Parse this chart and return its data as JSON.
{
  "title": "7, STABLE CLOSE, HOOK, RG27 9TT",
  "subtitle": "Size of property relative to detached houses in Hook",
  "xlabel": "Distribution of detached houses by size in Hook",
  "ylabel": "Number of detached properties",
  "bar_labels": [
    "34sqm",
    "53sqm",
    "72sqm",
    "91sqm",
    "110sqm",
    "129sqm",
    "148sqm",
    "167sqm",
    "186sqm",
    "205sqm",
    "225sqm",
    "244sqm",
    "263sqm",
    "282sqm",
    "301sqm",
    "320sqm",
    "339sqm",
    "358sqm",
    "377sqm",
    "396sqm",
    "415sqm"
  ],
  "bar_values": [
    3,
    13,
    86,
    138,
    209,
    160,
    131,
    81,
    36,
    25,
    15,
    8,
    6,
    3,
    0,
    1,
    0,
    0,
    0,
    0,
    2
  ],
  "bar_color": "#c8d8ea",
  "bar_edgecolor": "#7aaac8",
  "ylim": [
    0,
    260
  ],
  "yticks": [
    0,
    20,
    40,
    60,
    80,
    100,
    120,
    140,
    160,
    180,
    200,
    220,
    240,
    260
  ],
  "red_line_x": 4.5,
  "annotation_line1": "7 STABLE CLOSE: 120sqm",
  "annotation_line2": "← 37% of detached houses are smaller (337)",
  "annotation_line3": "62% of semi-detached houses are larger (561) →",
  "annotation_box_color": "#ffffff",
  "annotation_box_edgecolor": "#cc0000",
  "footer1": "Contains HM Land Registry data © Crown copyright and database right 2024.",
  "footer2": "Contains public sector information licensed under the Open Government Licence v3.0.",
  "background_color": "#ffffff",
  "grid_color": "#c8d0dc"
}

* **THE TASK**: Each line of the material should be echoed exactly.

* **ANSWER TO THIS EXERCISE**:
Parse this chart and return its data as JSON.
{
  "title": "7, STABLE CLOSE, HOOK, RG27 9TT",
  "subtitle": "Size of property relative to detached houses in Hook",
  "xlabel": "Distribution of detached houses by size in Hook",
  "ylabel": "Number of detached properties",
  "bar_labels": [
    "34sqm",
    "53sqm",
    "72sqm",
    "91sqm",
    "110sqm",
    "129sqm",
    "148sqm",
    "167sqm",
    "186sqm",
    "205sqm",
    "225sqm",
    "244sqm",
    "263sqm",
    "282sqm",
    "301sqm",
    "320sqm",
    "339sqm",
    "358sqm",
    "377sqm",
    "396sqm",
    "415sqm"
  ],
  "bar_values": [
    3,
    13,
    86,
    138,
    209,
    160,
    131,
    81,
    36,
    25,
    15,
    8,
    6,
    3,
    0,
    1,
    0,
    0,
    0,
    0,
    2
  ],
  "bar_color": "#c8d8ea",
  "bar_edgecolor": "#7aaac8",
  "ylim": [
    0,
    260
  ],
  "yticks": [
    0,
    20,
    40,
    60,
    80,
    100,
    120,
    140,
    160,
    180,
    200,
    220,
    240,
    260
  ],
  "red_line_x": 4.5,
  "annotation_line1": "7 STABLE CLOSE: 120sqm",
  "annotation_line2": "← 37% of detached houses are smaller (337)",
  "annotation_line3": "62% of semi-detached houses are larger (561) →",
  "annotation_box_color": "#ffffff",
  "annotation_box_edgecolor": "#cc0000",
  "footer1": "Contains HM Land Registry data © Crown copyright and database right 2024.",
  "footer2": "Contains public sector information licensed under the Open Government Licence v3.0.",
  "background_color": "#ffffff",
  "grid_color": "#c8d0dc"
}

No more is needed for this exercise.